* **Stated problem**
The listing beneath should be written out in full, exactly as shown.

::::

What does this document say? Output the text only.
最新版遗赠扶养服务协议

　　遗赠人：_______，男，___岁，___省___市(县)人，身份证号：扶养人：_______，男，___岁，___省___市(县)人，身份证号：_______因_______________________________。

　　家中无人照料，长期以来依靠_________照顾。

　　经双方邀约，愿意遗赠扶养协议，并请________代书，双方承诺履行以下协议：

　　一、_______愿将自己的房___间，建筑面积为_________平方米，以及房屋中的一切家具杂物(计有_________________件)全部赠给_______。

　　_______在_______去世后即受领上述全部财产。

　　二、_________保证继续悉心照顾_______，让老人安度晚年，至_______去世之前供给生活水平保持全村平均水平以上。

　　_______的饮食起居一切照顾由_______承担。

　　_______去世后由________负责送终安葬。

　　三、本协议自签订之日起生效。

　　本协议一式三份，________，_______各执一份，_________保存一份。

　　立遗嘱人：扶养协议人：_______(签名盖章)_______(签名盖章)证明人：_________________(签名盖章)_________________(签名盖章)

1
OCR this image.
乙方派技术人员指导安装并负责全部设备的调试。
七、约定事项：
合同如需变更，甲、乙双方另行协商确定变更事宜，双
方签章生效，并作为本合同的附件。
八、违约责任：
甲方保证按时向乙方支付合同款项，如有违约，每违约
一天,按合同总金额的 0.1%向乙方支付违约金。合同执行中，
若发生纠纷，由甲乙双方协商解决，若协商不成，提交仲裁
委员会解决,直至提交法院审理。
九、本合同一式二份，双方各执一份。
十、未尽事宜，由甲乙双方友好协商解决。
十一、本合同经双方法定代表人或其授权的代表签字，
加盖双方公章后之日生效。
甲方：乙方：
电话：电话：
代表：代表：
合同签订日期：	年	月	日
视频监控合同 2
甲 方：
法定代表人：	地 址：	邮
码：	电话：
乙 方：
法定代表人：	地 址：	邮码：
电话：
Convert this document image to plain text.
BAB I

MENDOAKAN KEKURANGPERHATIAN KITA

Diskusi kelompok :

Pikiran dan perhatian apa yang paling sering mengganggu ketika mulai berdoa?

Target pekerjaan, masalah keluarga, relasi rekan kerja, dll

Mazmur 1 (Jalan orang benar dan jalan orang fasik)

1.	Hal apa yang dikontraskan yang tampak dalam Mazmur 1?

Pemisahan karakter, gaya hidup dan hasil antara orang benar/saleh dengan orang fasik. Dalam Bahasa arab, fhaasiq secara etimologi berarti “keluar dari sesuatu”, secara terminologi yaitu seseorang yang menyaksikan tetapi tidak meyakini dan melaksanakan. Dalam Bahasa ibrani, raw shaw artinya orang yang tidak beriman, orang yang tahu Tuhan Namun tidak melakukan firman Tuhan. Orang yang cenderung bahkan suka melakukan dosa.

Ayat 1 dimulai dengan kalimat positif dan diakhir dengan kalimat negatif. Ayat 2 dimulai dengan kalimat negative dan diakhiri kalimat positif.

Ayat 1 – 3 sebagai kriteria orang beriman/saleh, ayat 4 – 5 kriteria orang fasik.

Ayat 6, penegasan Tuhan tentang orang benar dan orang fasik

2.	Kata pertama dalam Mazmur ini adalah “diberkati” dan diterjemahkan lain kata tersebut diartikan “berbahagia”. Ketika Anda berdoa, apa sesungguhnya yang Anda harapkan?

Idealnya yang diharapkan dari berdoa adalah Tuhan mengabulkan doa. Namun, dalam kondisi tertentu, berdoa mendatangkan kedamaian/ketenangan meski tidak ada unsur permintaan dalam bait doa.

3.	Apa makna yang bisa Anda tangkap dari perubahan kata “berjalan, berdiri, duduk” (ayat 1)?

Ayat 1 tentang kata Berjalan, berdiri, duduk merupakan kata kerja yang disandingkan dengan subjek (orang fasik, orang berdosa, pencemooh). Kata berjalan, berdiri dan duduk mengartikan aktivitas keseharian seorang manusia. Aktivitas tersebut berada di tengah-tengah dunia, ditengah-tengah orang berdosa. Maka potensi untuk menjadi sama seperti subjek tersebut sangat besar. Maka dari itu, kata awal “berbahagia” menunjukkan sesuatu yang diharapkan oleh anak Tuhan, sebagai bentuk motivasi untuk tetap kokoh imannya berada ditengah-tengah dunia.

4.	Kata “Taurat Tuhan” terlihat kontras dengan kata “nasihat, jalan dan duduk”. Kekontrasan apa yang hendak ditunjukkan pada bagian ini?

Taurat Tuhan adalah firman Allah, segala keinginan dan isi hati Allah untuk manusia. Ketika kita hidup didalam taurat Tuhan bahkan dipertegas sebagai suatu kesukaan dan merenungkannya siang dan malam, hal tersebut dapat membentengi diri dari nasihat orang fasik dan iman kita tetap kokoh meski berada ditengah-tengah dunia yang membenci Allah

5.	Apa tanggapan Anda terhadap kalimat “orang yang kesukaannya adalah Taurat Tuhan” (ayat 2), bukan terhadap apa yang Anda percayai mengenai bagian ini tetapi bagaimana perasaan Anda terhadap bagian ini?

::::

* **Task result**
What does this document say? Output the text only.
最新版遗赠扶养服务协议

　　遗赠人：_______，男，___岁，___省___市(县)人，身份证号：扶养人：_______，男，___岁，___省___市(县)人，身份证号：_______因_______________________________。

　　家中无人照料，长期以来依靠_________照顾。

　　经双方邀约，愿意遗赠扶养协议，并请________代书，双方承诺履行以下协议：

　　一、_______愿将自己的房___间，建筑面积为_________平方米，以及房屋中的一切家具杂物(计有_________________件)全部赠给_______。

　　_______在_______去世后即受领上述全部财产。

　　二、_________保证继续悉心照顾_______，让老人安度晚年，至_______去世之前供给生活水平保持全村平均水平以上。

　　_______的饮食起居一切照顾由_______承担。

　　_______去世后由________负责送终安葬。

　　三、本协议自签订之日起生效。

　　本协议一式三份，________，_______各执一份，_________保存一份。

　　立遗嘱人：扶养协议人：_______(签名盖章)_______(签名盖章)证明人：_________________(签名盖章)_________________(签名盖章)

1
OCR this image.
乙方派技术人员指导安装并负责全部设备的调试。
七、约定事项：
合同如需变更，甲、乙双方另行协商确定变更事宜，双
方签章生效，并作为本合同的附件。
八、违约责任：
甲方保证按时向乙方支付合同款项，如有违约，每违约
一天,按合同总金额的 0.1%向乙方支付违约金。合同执行中，
若发生纠纷，由甲乙双方协商解决，若协商不成，提交仲裁
委员会解决,直至提交法院审理。
九、本合同一式二份，双方各执一份。
十、未尽事宜，由甲乙双方友好协商解决。
十一、本合同经双方法定代表人或其授权的代表签字，
加盖双方公章后之日生效。
甲方：乙方：
电话：电话：
代表：代表：
合同签订日期：	年	月	日
视频监控合同 2
甲 方：
法定代表人：	地 址：	邮
码：	电话：
乙 方：
法定代表人：	地 址：	邮码：
电话：
Convert this document image to plain text.
BAB I

MENDOAKAN KEKURANGPERHATIAN KITA

Diskusi kelompok :

Pikiran dan perhatian apa yang paling sering mengganggu ketika mulai berdoa?

Target pekerjaan, masalah keluarga, relasi rekan kerja, dll

Mazmur 1 (Jalan orang benar dan jalan orang fasik)

1.	Hal apa yang dikontraskan yang tampak dalam Mazmur 1?

Pemisahan karakter, gaya hidup dan hasil antara orang benar/saleh dengan orang fasik. Dalam Bahasa arab, fhaasiq secara etimologi berarti “keluar dari sesuatu”, secara terminologi yaitu seseorang yang menyaksikan tetapi tidak meyakini dan melaksanakan. Dalam Bahasa ibrani, raw shaw artinya orang yang tidak beriman, orang yang tahu Tuhan Namun tidak melakukan firman Tuhan. Orang yang cenderung bahkan suka melakukan dosa.

Ayat 1 dimulai dengan kalimat positif dan diakhir dengan kalimat negatif. Ayat 2 dimulai dengan kalimat negative dan diakhiri kalimat positif.

Ayat 1 – 3 sebagai kriteria orang beriman/saleh, ayat 4 – 5 kriteria orang fasik.

Ayat 6, penegasan Tuhan tentang orang benar dan orang fasik

2.	Kata pertama dalam Mazmur ini adalah “diberkati” dan diterjemahkan lain kata tersebut diartikan “berbahagia”. Ketika Anda berdoa, apa sesungguhnya yang Anda harapkan?

Idealnya yang diharapkan dari berdoa adalah Tuhan mengabulkan doa. Namun, dalam kondisi tertentu, berdoa mendatangkan kedamaian/ketenangan meski tidak ada unsur permintaan dalam bait doa.

3.	Apa makna yang bisa Anda tangkap dari perubahan kata “berjalan, berdiri, duduk” (ayat 1)?

Ayat 1 tentang kata Berjalan, berdiri, duduk merupakan kata kerja yang disandingkan dengan subjek (orang fasik, orang berdosa, pencemooh). Kata berjalan, berdiri dan duduk mengartikan aktivitas keseharian seorang manusia. Aktivitas tersebut berada di tengah-tengah dunia, ditengah-tengah orang berdosa. Maka potensi untuk menjadi sama seperti subjek tersebut sangat besar. Maka dari itu, kata awal “berbahagia” menunjukkan sesuatu yang diharapkan oleh anak Tuhan, sebagai bentuk motivasi untuk tetap kokoh imannya berada ditengah-tengah dunia.

4.	Kata “Taurat Tuhan” terlihat kontras dengan kata “nasihat, jalan dan duduk”. Kekontrasan apa yang hendak ditunjukkan pada bagian ini?

Taurat Tuhan adalah firman Allah, segala keinginan dan isi hati Allah untuk manusia. Ketika kita hidup didalam taurat Tuhan bahkan dipertegas sebagai suatu kesukaan dan merenungkannya siang dan malam, hal tersebut dapat membentengi diri dari nasihat orang fasik dan iman kita tetap kokoh meski berada ditengah-tengah dunia yang membenci Allah

5.	Apa tanggapan Anda terhadap kalimat “orang yang kesukaannya adalah Taurat Tuhan” (ayat 2), bukan terhadap apa yang Anda percayai mengenai bagian ini tetapi bagaimana perasaan Anda terhadap bagian ini?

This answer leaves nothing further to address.